What the task asks:
The entries below contain pictures. Retype everything except those pictures, exactly as given.
================
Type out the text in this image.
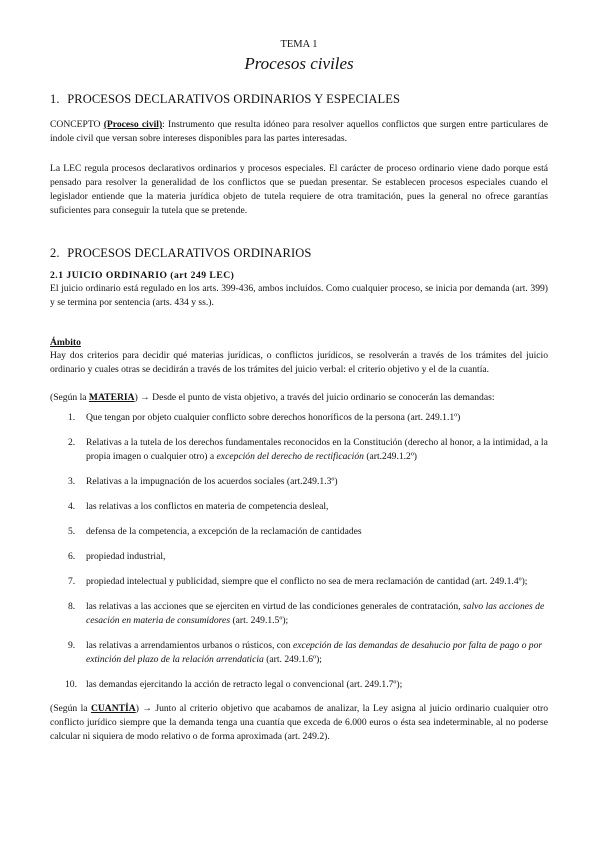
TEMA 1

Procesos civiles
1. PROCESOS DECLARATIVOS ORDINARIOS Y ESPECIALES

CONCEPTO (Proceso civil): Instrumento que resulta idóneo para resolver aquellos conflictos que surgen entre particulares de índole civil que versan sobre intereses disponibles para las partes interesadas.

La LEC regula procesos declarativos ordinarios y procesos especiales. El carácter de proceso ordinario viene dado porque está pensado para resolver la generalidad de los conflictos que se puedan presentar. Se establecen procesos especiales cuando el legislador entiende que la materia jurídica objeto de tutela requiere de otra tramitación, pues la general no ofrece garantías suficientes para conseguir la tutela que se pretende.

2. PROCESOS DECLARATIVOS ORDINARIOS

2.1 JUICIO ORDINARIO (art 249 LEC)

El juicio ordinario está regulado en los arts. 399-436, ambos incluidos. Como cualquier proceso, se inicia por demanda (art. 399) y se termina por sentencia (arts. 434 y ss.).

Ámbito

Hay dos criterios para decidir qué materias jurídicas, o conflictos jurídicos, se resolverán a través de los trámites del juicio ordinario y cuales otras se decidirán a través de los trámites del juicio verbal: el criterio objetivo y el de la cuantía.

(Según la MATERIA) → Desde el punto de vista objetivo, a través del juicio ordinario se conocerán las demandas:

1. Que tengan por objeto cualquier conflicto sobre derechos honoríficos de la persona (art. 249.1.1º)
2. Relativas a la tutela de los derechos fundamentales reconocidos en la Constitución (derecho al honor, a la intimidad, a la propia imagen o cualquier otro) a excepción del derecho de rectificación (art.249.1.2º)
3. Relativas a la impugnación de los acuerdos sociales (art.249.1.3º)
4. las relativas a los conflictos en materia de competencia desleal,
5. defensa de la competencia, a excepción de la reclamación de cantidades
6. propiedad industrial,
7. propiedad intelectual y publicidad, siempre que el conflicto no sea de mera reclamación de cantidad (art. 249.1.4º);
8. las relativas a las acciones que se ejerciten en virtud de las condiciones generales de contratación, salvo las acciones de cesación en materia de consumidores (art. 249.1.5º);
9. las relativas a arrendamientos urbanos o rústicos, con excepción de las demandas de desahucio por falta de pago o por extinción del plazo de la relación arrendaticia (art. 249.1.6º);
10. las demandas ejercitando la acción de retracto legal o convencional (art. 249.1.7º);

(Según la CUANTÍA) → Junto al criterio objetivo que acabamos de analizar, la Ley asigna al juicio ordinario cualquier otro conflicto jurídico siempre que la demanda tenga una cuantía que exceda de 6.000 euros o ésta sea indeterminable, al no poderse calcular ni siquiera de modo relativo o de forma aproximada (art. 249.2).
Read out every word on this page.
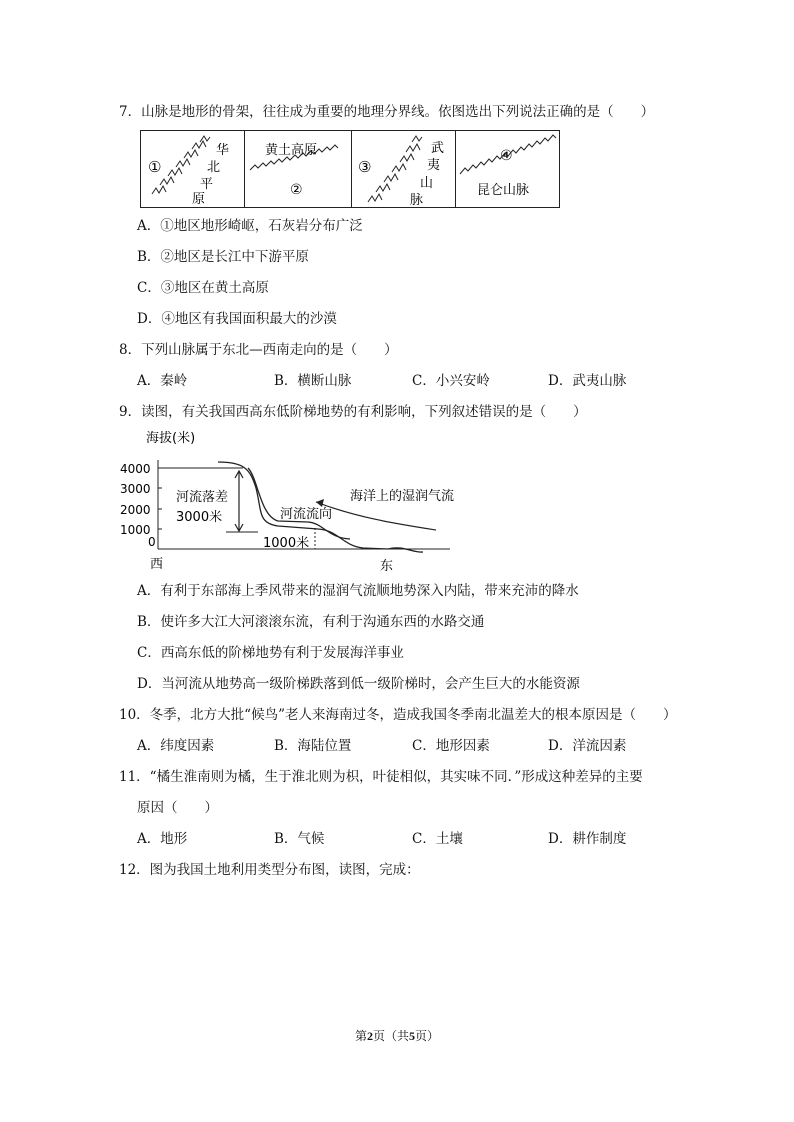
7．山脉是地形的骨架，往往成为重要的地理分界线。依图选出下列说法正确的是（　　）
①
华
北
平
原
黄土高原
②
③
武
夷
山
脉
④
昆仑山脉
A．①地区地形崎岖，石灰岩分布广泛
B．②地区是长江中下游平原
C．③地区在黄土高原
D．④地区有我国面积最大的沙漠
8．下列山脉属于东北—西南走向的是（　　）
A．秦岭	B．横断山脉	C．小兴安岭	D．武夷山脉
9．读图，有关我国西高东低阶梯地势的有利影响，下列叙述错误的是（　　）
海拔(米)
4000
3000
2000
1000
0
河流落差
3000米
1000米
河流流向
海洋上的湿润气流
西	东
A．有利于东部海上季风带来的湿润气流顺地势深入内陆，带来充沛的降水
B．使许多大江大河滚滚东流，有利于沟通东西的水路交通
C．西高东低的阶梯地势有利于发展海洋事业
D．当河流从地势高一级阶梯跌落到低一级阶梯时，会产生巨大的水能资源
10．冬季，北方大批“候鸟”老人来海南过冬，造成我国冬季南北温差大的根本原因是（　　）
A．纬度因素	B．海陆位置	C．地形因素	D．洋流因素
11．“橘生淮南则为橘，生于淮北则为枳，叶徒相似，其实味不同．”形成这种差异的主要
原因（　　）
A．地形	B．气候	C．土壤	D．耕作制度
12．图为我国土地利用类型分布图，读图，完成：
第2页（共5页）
================
Task answer:
Type out the text in this image.
TEMA 1

Procesos civiles
1. PROCESOS DECLARATIVOS ORDINARIOS Y ESPECIALES

CONCEPTO (Proceso civil): Instrumento que resulta idóneo para resolver aquellos conflictos que surgen entre particulares de índole civil que versan sobre intereses disponibles para las partes interesadas.

La LEC regula procesos declarativos ordinarios y procesos especiales. El carácter de proceso ordinario viene dado porque está pensado para resolver la generalidad de los conflictos que se puedan presentar. Se establecen procesos especiales cuando el legislador entiende que la materia jurídica objeto de tutela requiere de otra tramitación, pues la general no ofrece garantías suficientes para conseguir la tutela que se pretende.

2. PROCESOS DECLARATIVOS ORDINARIOS

2.1 JUICIO ORDINARIO (art 249 LEC)

El juicio ordinario está regulado en los arts. 399-436, ambos incluidos. Como cualquier proceso, se inicia por demanda (art. 399) y se termina por sentencia (arts. 434 y ss.).

Ámbito

Hay dos criterios para decidir qué materias jurídicas, o conflictos jurídicos, se resolverán a través de los trámites del juicio ordinario y cuales otras se decidirán a través de los trámites del juicio verbal: el criterio objetivo y el de la cuantía.

(Según la MATERIA) → Desde el punto de vista objetivo, a través del juicio ordinario se conocerán las demandas:

1. Que tengan por objeto cualquier conflicto sobre derechos honoríficos de la persona (art. 249.1.1º)
2. Relativas a la tutela de los derechos fundamentales reconocidos en la Constitución (derecho al honor, a la intimidad, a la propia imagen o cualquier otro) a excepción del derecho de rectificación (art.249.1.2º)
3. Relativas a la impugnación de los acuerdos sociales (art.249.1.3º)
4. las relativas a los conflictos en materia de competencia desleal,
5. defensa de la competencia, a excepción de la reclamación de cantidades
6. propiedad industrial,
7. propiedad intelectual y publicidad, siempre que el conflicto no sea de mera reclamación de cantidad (art. 249.1.4º);
8. las relativas a las acciones que se ejerciten en virtud de las condiciones generales de contratación, salvo las acciones de cesación en materia de consumidores (art. 249.1.5º);
9. las relativas a arrendamientos urbanos o rústicos, con excepción de las demandas de desahucio por falta de pago o por extinción del plazo de la relación arrendaticia (art. 249.1.6º);
10. las demandas ejercitando la acción de retracto legal o convencional (art. 249.1.7º);

(Según la CUANTÍA) → Junto al criterio objetivo que acabamos de analizar, la Ley asigna al juicio ordinario cualquier otro conflicto jurídico siempre que la demanda tenga una cuantía que exceda de 6.000 euros o ésta sea indeterminable, al no poderse calcular ni siquiera de modo relativo o de forma aproximada (art. 249.2).
Read out every word on this page.
7．山脉是地形的骨架，往往成为重要的地理分界线。依图选出下列说法正确的是（　　）
①
华
北
平
原
黄土高原
②
③
武
夷
山
脉
④
昆仑山脉
A．①地区地形崎岖，石灰岩分布广泛
B．②地区是长江中下游平原
C．③地区在黄土高原
D．④地区有我国面积最大的沙漠
8．下列山脉属于东北—西南走向的是（　　）
A．秦岭	B．横断山脉	C．小兴安岭	D．武夷山脉
9．读图，有关我国西高东低阶梯地势的有利影响，下列叙述错误的是（　　）
海拔(米)
4000
3000
2000
1000
0
河流落差
3000米
1000米
河流流向
海洋上的湿润气流
西	东
A．有利于东部海上季风带来的湿润气流顺地势深入内陆，带来充沛的降水
B．使许多大江大河滚滚东流，有利于沟通东西的水路交通
C．西高东低的阶梯地势有利于发展海洋事业
D．当河流从地势高一级阶梯跌落到低一级阶梯时，会产生巨大的水能资源
10．冬季，北方大批“候鸟”老人来海南过冬，造成我国冬季南北温差大的根本原因是（　　）
A．纬度因素	B．海陆位置	C．地形因素	D．洋流因素
11．“橘生淮南则为橘，生于淮北则为枳，叶徒相似，其实味不同．”形成这种差异的主要
原因（　　）
A．地形	B．气候	C．土壤	D．耕作制度
12．图为我国土地利用类型分布图，读图，完成：
第2页（共5页）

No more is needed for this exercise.